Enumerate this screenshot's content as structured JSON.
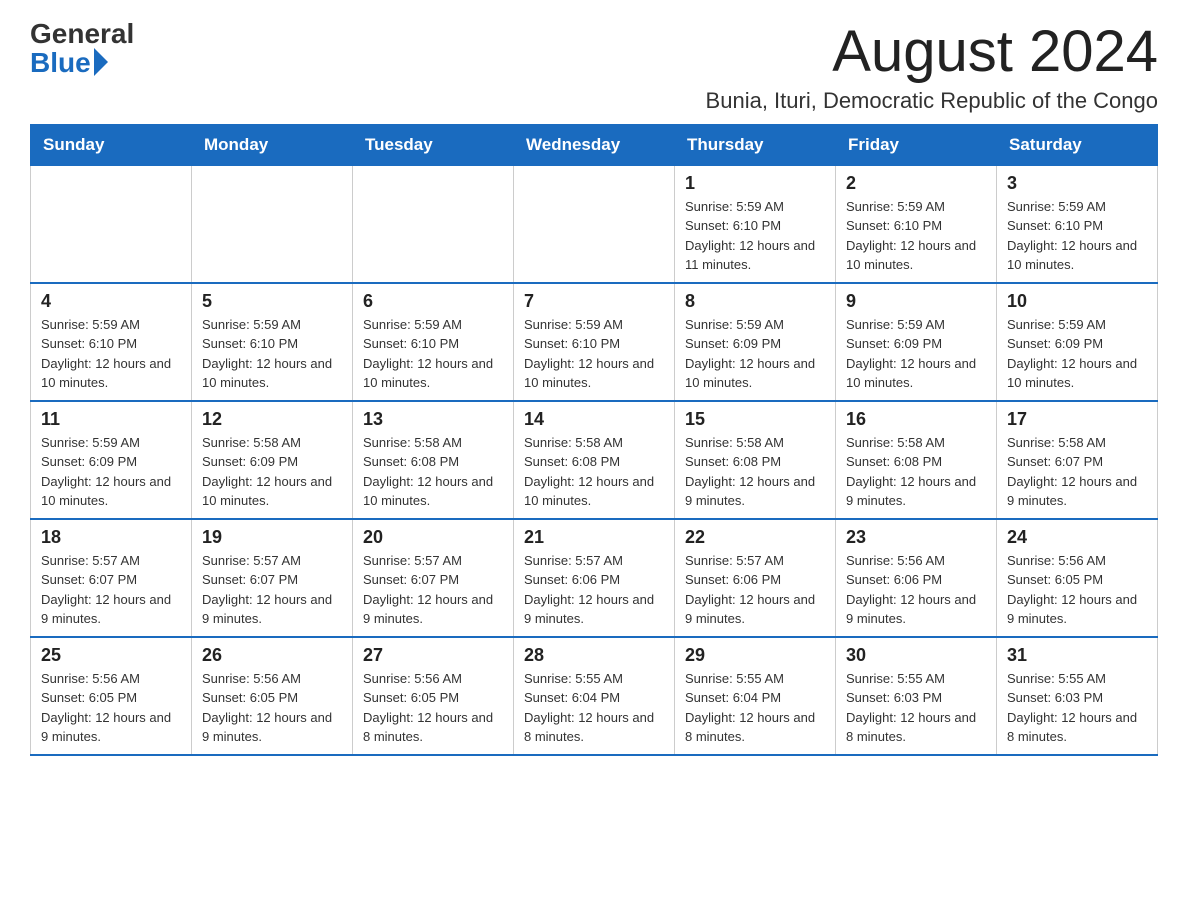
{
  "logo": {
    "general": "General",
    "blue": "Blue"
  },
  "title": "August 2024",
  "location": "Bunia, Ituri, Democratic Republic of the Congo",
  "days_of_week": [
    "Sunday",
    "Monday",
    "Tuesday",
    "Wednesday",
    "Thursday",
    "Friday",
    "Saturday"
  ],
  "weeks": [
    [
      {
        "day": "",
        "info": ""
      },
      {
        "day": "",
        "info": ""
      },
      {
        "day": "",
        "info": ""
      },
      {
        "day": "",
        "info": ""
      },
      {
        "day": "1",
        "info": "Sunrise: 5:59 AM\nSunset: 6:10 PM\nDaylight: 12 hours and 11 minutes."
      },
      {
        "day": "2",
        "info": "Sunrise: 5:59 AM\nSunset: 6:10 PM\nDaylight: 12 hours and 10 minutes."
      },
      {
        "day": "3",
        "info": "Sunrise: 5:59 AM\nSunset: 6:10 PM\nDaylight: 12 hours and 10 minutes."
      }
    ],
    [
      {
        "day": "4",
        "info": "Sunrise: 5:59 AM\nSunset: 6:10 PM\nDaylight: 12 hours and 10 minutes."
      },
      {
        "day": "5",
        "info": "Sunrise: 5:59 AM\nSunset: 6:10 PM\nDaylight: 12 hours and 10 minutes."
      },
      {
        "day": "6",
        "info": "Sunrise: 5:59 AM\nSunset: 6:10 PM\nDaylight: 12 hours and 10 minutes."
      },
      {
        "day": "7",
        "info": "Sunrise: 5:59 AM\nSunset: 6:10 PM\nDaylight: 12 hours and 10 minutes."
      },
      {
        "day": "8",
        "info": "Sunrise: 5:59 AM\nSunset: 6:09 PM\nDaylight: 12 hours and 10 minutes."
      },
      {
        "day": "9",
        "info": "Sunrise: 5:59 AM\nSunset: 6:09 PM\nDaylight: 12 hours and 10 minutes."
      },
      {
        "day": "10",
        "info": "Sunrise: 5:59 AM\nSunset: 6:09 PM\nDaylight: 12 hours and 10 minutes."
      }
    ],
    [
      {
        "day": "11",
        "info": "Sunrise: 5:59 AM\nSunset: 6:09 PM\nDaylight: 12 hours and 10 minutes."
      },
      {
        "day": "12",
        "info": "Sunrise: 5:58 AM\nSunset: 6:09 PM\nDaylight: 12 hours and 10 minutes."
      },
      {
        "day": "13",
        "info": "Sunrise: 5:58 AM\nSunset: 6:08 PM\nDaylight: 12 hours and 10 minutes."
      },
      {
        "day": "14",
        "info": "Sunrise: 5:58 AM\nSunset: 6:08 PM\nDaylight: 12 hours and 10 minutes."
      },
      {
        "day": "15",
        "info": "Sunrise: 5:58 AM\nSunset: 6:08 PM\nDaylight: 12 hours and 9 minutes."
      },
      {
        "day": "16",
        "info": "Sunrise: 5:58 AM\nSunset: 6:08 PM\nDaylight: 12 hours and 9 minutes."
      },
      {
        "day": "17",
        "info": "Sunrise: 5:58 AM\nSunset: 6:07 PM\nDaylight: 12 hours and 9 minutes."
      }
    ],
    [
      {
        "day": "18",
        "info": "Sunrise: 5:57 AM\nSunset: 6:07 PM\nDaylight: 12 hours and 9 minutes."
      },
      {
        "day": "19",
        "info": "Sunrise: 5:57 AM\nSunset: 6:07 PM\nDaylight: 12 hours and 9 minutes."
      },
      {
        "day": "20",
        "info": "Sunrise: 5:57 AM\nSunset: 6:07 PM\nDaylight: 12 hours and 9 minutes."
      },
      {
        "day": "21",
        "info": "Sunrise: 5:57 AM\nSunset: 6:06 PM\nDaylight: 12 hours and 9 minutes."
      },
      {
        "day": "22",
        "info": "Sunrise: 5:57 AM\nSunset: 6:06 PM\nDaylight: 12 hours and 9 minutes."
      },
      {
        "day": "23",
        "info": "Sunrise: 5:56 AM\nSunset: 6:06 PM\nDaylight: 12 hours and 9 minutes."
      },
      {
        "day": "24",
        "info": "Sunrise: 5:56 AM\nSunset: 6:05 PM\nDaylight: 12 hours and 9 minutes."
      }
    ],
    [
      {
        "day": "25",
        "info": "Sunrise: 5:56 AM\nSunset: 6:05 PM\nDaylight: 12 hours and 9 minutes."
      },
      {
        "day": "26",
        "info": "Sunrise: 5:56 AM\nSunset: 6:05 PM\nDaylight: 12 hours and 9 minutes."
      },
      {
        "day": "27",
        "info": "Sunrise: 5:56 AM\nSunset: 6:05 PM\nDaylight: 12 hours and 8 minutes."
      },
      {
        "day": "28",
        "info": "Sunrise: 5:55 AM\nSunset: 6:04 PM\nDaylight: 12 hours and 8 minutes."
      },
      {
        "day": "29",
        "info": "Sunrise: 5:55 AM\nSunset: 6:04 PM\nDaylight: 12 hours and 8 minutes."
      },
      {
        "day": "30",
        "info": "Sunrise: 5:55 AM\nSunset: 6:03 PM\nDaylight: 12 hours and 8 minutes."
      },
      {
        "day": "31",
        "info": "Sunrise: 5:55 AM\nSunset: 6:03 PM\nDaylight: 12 hours and 8 minutes."
      }
    ]
  ]
}
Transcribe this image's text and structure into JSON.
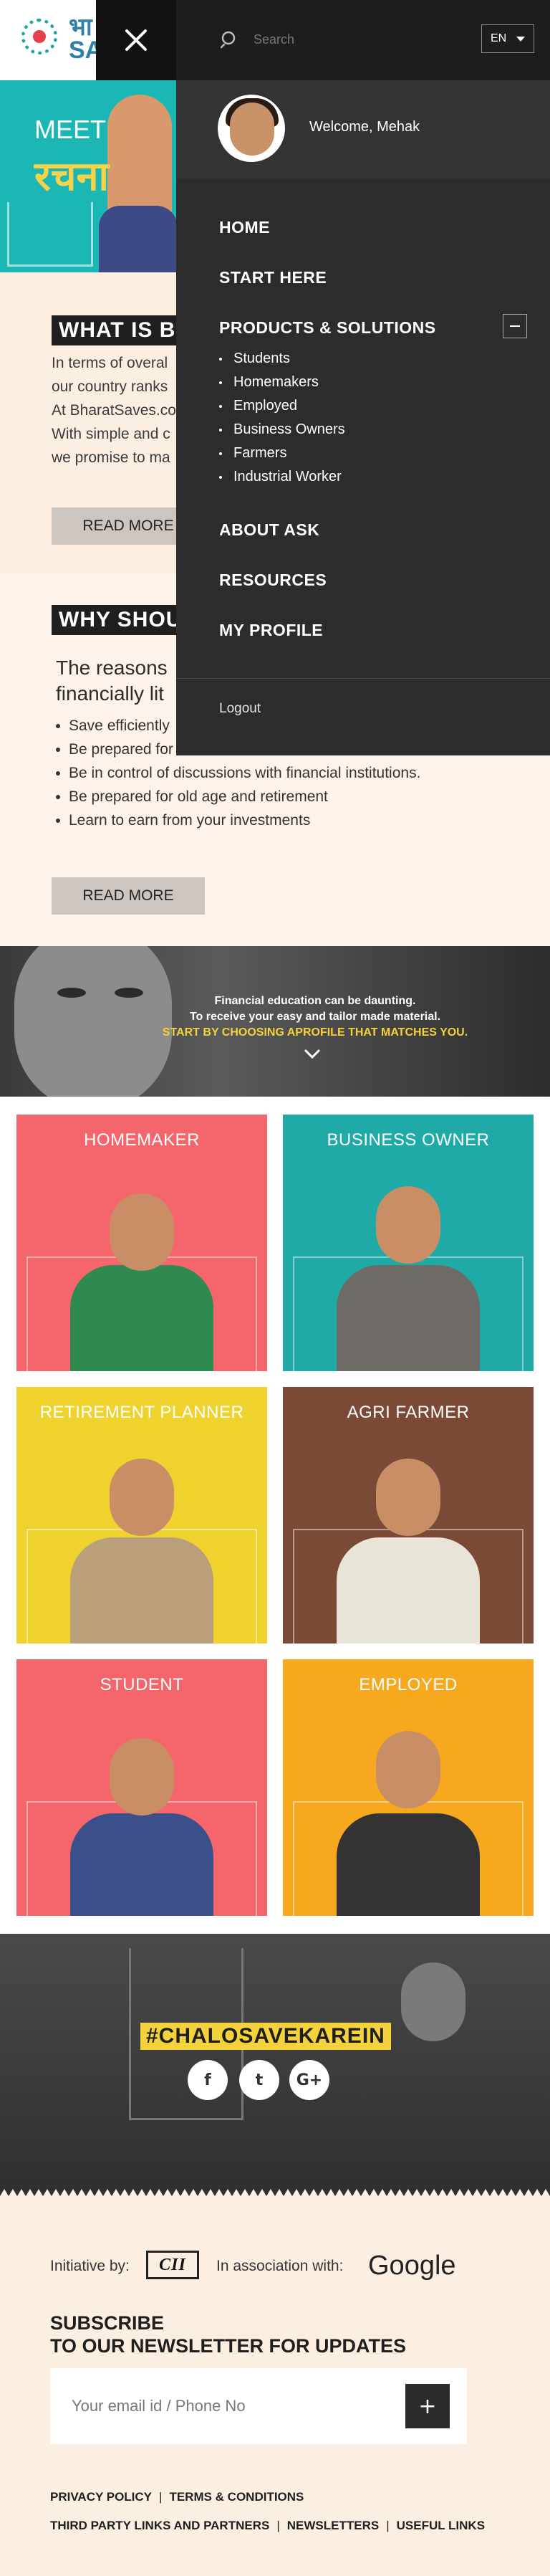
{
  "brand": {
    "logo_text": "भा\nSA"
  },
  "hero": {
    "meet": "MEET",
    "title": "रचना"
  },
  "what_section": {
    "heading": "WHAT IS BI",
    "paragraph_lines": [
      "In terms of overal",
      "our country ranks",
      "At BharatSaves.co",
      "With simple and c",
      "we promise to ma"
    ],
    "read_more": "READ MORE"
  },
  "why_section": {
    "heading": "WHY SHOU",
    "lead_lines": [
      "The reasons",
      "financially lit"
    ],
    "bullets": [
      "Save efficiently",
      "Be prepared for unforeseen circumstances.",
      "Be in control of discussions with financial institutions.",
      "Be prepared for old age and retirement",
      "Learn to earn from your investments"
    ],
    "read_more": "READ MORE"
  },
  "banner": {
    "line1": "Financial education can be daunting.",
    "line2": "To receive your easy and tailor made material.",
    "line3": "START BY CHOOSING  APROFILE THAT MATCHES YOU."
  },
  "profiles": [
    {
      "label": "HOMEMAKER",
      "color": "#f4666b",
      "body": "#2f8a4f"
    },
    {
      "label": "BUSINESS OWNER",
      "color": "#20aaa7",
      "body": "#6e6a66"
    },
    {
      "label": "RETIREMENT PLANNER",
      "color": "#f0d22e",
      "body": "#b9a07a"
    },
    {
      "label": "AGRI FARMER",
      "color": "#7a4a36",
      "body": "#e9e4d8"
    },
    {
      "label": "STUDENT",
      "color": "#f4666b",
      "body": "#3b4f8a"
    },
    {
      "label": "EMPLOYED",
      "color": "#f6a91f",
      "body": "#333333"
    }
  ],
  "hashtag": {
    "text": "#CHALOSAVEKAREIN",
    "social": [
      {
        "name": "facebook-icon",
        "glyph": "f"
      },
      {
        "name": "twitter-icon",
        "glyph": "t"
      },
      {
        "name": "google-plus-icon",
        "glyph": "G+"
      }
    ]
  },
  "footer": {
    "initiative_label": "Initiative by:",
    "cii_logo": "CII",
    "association_label": "In association with:",
    "google_logo": "Google",
    "subscribe_line1": "SUBSCRIBE",
    "subscribe_line2": "TO OUR NEWSLETTER FOR UPDATES",
    "newsletter_placeholder": "Your email id / Phone No",
    "newsletter_submit": "+",
    "links_row1": [
      "PRIVACY POLICY",
      "TERMS & CONDITIONS"
    ],
    "links_row2": [
      "THIRD PARTY LINKS AND PARTNERS",
      "NEWSLETTERS",
      "USEFUL LINKS"
    ],
    "link_separator": "|"
  },
  "menu": {
    "search_placeholder": "Search",
    "language": "EN",
    "welcome": "Welcome, Mehak",
    "items": [
      "HOME",
      "START HERE",
      "PRODUCTS & SOLUTIONS",
      "ABOUT ASK",
      "RESOURCES",
      "MY PROFILE"
    ],
    "products_sub": [
      "Students",
      "Homemakers",
      "Employed",
      "Business Owners",
      "Farmers",
      "Industrial Worker"
    ],
    "logout": "Logout"
  },
  "colors": {
    "menu_bg": "#2c2c2c",
    "accent_yellow": "#f3d23c",
    "page_bg": "#fdeee2",
    "teal": "#1bb7b4"
  }
}
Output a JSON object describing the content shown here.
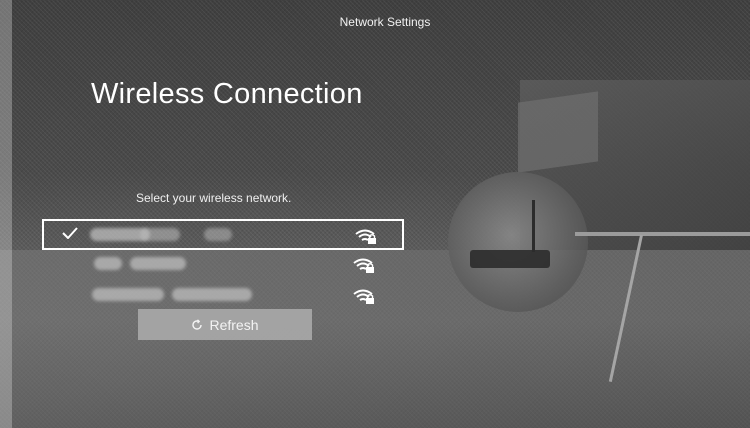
{
  "header": {
    "title": "Network Settings"
  },
  "page_title": "Wireless Connection",
  "instruction": "Select your wireless network.",
  "networks": [
    {
      "selected": true,
      "secured": true,
      "icon": "wifi-lock-icon"
    },
    {
      "selected": false,
      "secured": true,
      "icon": "wifi-lock-icon"
    },
    {
      "selected": false,
      "secured": true,
      "icon": "wifi-lock-icon"
    }
  ],
  "refresh_button": {
    "label": "Refresh",
    "icon": "refresh-icon"
  },
  "colors": {
    "text": "#ffffff",
    "button_bg": "#a8a8a8",
    "selection_border": "#ffffff"
  }
}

== == ==

== PROBLEM DETAILS ==
Output only these lines, word for word: the line containing "Output a JSON" and every line after it through the last line of the data. Omit the pictures.

== WRITTEN ANSWER ==
Output a JSON object describing the content shown here.
{
  "header": {
    "title": "Network Settings"
  },
  "page_title": "Wireless Connection",
  "instruction": "Select your wireless network.",
  "networks": [
    {
      "selected": true,
      "secured": true,
      "icon": "wifi-lock-icon"
    },
    {
      "selected": false,
      "secured": true,
      "icon": "wifi-lock-icon"
    },
    {
      "selected": false,
      "secured": true,
      "icon": "wifi-lock-icon"
    }
  ],
  "refresh_button": {
    "label": "Refresh",
    "icon": "refresh-icon"
  },
  "colors": {
    "text": "#ffffff",
    "button_bg": "#a8a8a8",
    "selection_border": "#ffffff"
  }
}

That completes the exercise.